> _RECORD LIST_
------------------------------------------------------------

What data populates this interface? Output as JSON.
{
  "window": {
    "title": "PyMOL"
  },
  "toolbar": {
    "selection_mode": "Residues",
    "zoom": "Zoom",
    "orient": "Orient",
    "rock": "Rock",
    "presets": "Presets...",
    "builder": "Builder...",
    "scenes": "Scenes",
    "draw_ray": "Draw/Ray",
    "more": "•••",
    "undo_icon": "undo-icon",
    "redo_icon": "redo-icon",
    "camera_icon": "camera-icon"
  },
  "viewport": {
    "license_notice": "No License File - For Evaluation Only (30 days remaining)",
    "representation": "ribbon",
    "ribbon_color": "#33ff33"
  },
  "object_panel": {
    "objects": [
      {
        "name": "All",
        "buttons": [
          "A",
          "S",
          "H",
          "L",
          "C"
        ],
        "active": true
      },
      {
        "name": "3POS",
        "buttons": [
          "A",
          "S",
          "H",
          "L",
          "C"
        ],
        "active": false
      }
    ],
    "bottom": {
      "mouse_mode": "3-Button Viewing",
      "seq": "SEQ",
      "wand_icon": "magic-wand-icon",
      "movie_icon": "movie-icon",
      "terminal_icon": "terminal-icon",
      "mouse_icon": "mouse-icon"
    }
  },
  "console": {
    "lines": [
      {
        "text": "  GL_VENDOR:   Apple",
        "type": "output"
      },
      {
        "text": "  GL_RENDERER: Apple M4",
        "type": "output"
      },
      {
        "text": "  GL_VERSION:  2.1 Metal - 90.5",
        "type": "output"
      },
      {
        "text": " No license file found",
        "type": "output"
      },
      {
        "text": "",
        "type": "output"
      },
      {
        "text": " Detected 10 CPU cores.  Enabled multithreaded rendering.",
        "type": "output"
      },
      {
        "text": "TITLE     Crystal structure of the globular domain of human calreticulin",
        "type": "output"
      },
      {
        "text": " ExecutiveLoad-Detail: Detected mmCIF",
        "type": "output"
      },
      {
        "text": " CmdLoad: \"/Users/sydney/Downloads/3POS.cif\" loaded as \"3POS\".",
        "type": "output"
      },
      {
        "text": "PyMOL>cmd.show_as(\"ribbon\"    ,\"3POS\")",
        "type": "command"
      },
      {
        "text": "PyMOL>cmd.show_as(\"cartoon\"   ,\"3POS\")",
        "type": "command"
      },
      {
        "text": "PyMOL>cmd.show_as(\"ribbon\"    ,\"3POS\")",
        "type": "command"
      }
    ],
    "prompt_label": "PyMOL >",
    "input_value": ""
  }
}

------------------------------------------------------------

> _WHAT YOU WILL DO_
Extract the complete data, matching each line exactly.

> _RESULT BELOW_
What data populates this interface? Output as JSON.
{
  "window": {
    "title": "PyMOL"
  },
  "toolbar": {
    "selection_mode": "Residues",
    "zoom": "Zoom",
    "orient": "Orient",
    "rock": "Rock",
    "presets": "Presets...",
    "builder": "Builder...",
    "scenes": "Scenes",
    "draw_ray": "Draw/Ray",
    "more": "•••",
    "undo_icon": "undo-icon",
    "redo_icon": "redo-icon",
    "camera_icon": "camera-icon"
  },
  "viewport": {
    "license_notice": "No License File - For Evaluation Only (30 days remaining)",
    "representation": "ribbon",
    "ribbon_color": "#33ff33"
  },
  "object_panel": {
    "objects": [
      {
        "name": "All",
        "buttons": [
          "A",
          "S",
          "H",
          "L",
          "C"
        ],
        "active": true
      },
      {
        "name": "3POS",
        "buttons": [
          "A",
          "S",
          "H",
          "L",
          "C"
        ],
        "active": false
      }
    ],
    "bottom": {
      "mouse_mode": "3-Button Viewing",
      "seq": "SEQ",
      "wand_icon": "magic-wand-icon",
      "movie_icon": "movie-icon",
      "terminal_icon": "terminal-icon",
      "mouse_icon": "mouse-icon"
    }
  },
  "console": {
    "lines": [
      {
        "text": "  GL_VENDOR:   Apple",
        "type": "output"
      },
      {
        "text": "  GL_RENDERER: Apple M4",
        "type": "output"
      },
      {
        "text": "  GL_VERSION:  2.1 Metal - 90.5",
        "type": "output"
      },
      {
        "text": " No license file found",
        "type": "output"
      },
      {
        "text": "",
        "type": "output"
      },
      {
        "text": " Detected 10 CPU cores.  Enabled multithreaded rendering.",
        "type": "output"
      },
      {
        "text": "TITLE     Crystal structure of the globular domain of human calreticulin",
        "type": "output"
      },
      {
        "text": " ExecutiveLoad-Detail: Detected mmCIF",
        "type": "output"
      },
      {
        "text": " CmdLoad: \"/Users/sydney/Downloads/3POS.cif\" loaded as \"3POS\".",
        "type": "output"
      },
      {
        "text": "PyMOL>cmd.show_as(\"ribbon\"    ,\"3POS\")",
        "type": "command"
      },
      {
        "text": "PyMOL>cmd.show_as(\"cartoon\"   ,\"3POS\")",
        "type": "command"
      },
      {
        "text": "PyMOL>cmd.show_as(\"ribbon\"    ,\"3POS\")",
        "type": "command"
      }
    ],
    "prompt_label": "PyMOL >",
    "input_value": ""
  }
}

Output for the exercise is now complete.